**AIM OF THE EXERCISE**. Reproduce every entry that follows word for word, but omit the images.

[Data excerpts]
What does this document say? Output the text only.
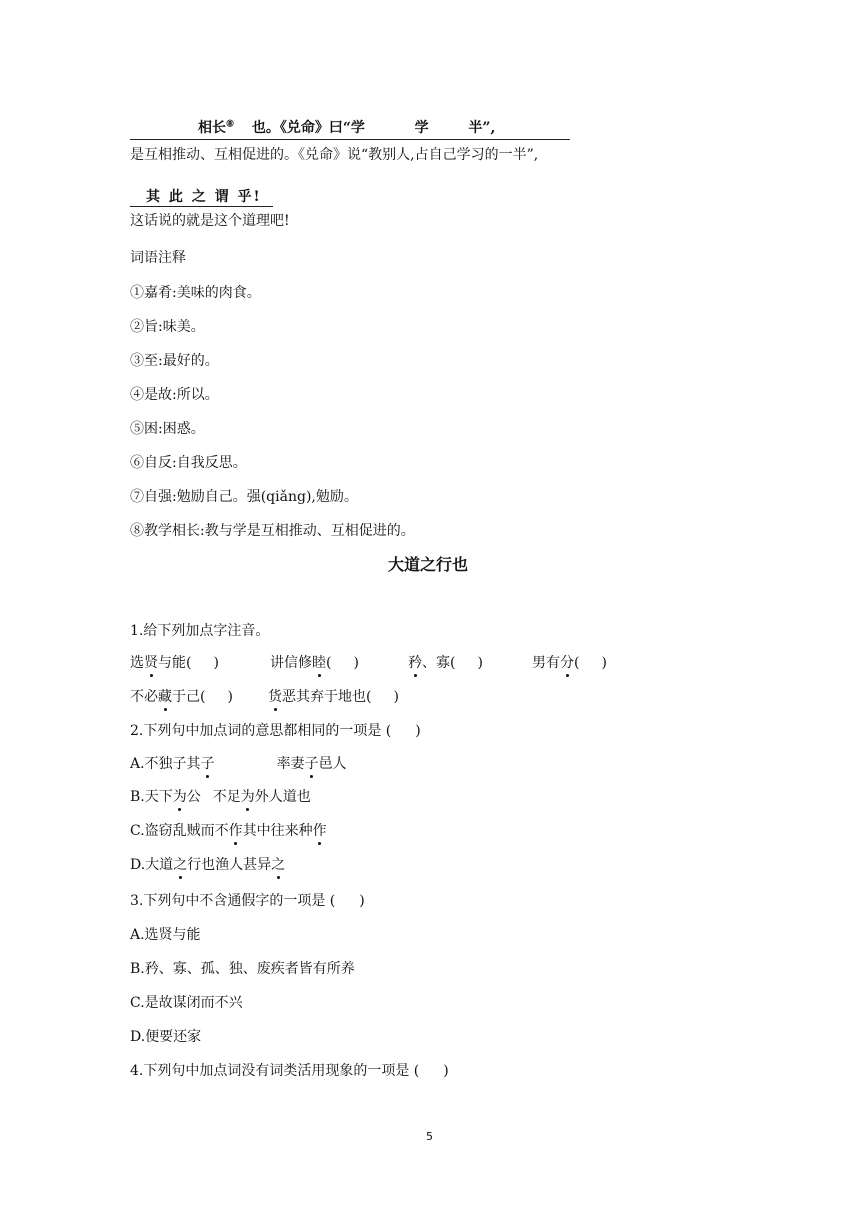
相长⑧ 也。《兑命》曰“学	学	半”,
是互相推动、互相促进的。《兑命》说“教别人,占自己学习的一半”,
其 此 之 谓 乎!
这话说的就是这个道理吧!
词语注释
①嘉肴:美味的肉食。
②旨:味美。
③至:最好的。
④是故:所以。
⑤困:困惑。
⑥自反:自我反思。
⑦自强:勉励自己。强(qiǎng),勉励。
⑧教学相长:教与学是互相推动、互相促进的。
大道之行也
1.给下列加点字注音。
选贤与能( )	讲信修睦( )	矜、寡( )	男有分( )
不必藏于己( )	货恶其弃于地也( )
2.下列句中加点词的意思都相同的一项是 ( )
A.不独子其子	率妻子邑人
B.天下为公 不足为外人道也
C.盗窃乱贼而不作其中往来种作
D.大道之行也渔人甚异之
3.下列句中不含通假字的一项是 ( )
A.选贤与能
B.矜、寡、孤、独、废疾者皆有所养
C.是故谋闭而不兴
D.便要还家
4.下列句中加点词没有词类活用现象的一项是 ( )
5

**OUTPUT BELOW**.
What does this document say? Output the text only.
相长⑧ 也。《兑命》曰“学	学	半”,
是互相推动、互相促进的。《兑命》说“教别人,占自己学习的一半”,
其 此 之 谓 乎!
这话说的就是这个道理吧!
词语注释
①嘉肴:美味的肉食。
②旨:味美。
③至:最好的。
④是故:所以。
⑤困:困惑。
⑥自反:自我反思。
⑦自强:勉励自己。强(qiǎng),勉励。
⑧教学相长:教与学是互相推动、互相促进的。
大道之行也
1.给下列加点字注音。
选贤与能( )	讲信修睦( )	矜、寡( )	男有分( )
不必藏于己( )	货恶其弃于地也( )
2.下列句中加点词的意思都相同的一项是 ( )
A.不独子其子	率妻子邑人
B.天下为公 不足为外人道也
C.盗窃乱贼而不作其中往来种作
D.大道之行也渔人甚异之
3.下列句中不含通假字的一项是 ( )
A.选贤与能
B.矜、寡、孤、独、废疾者皆有所养
C.是故谋闭而不兴
D.便要还家
4.下列句中加点词没有词类活用现象的一项是 ( )
5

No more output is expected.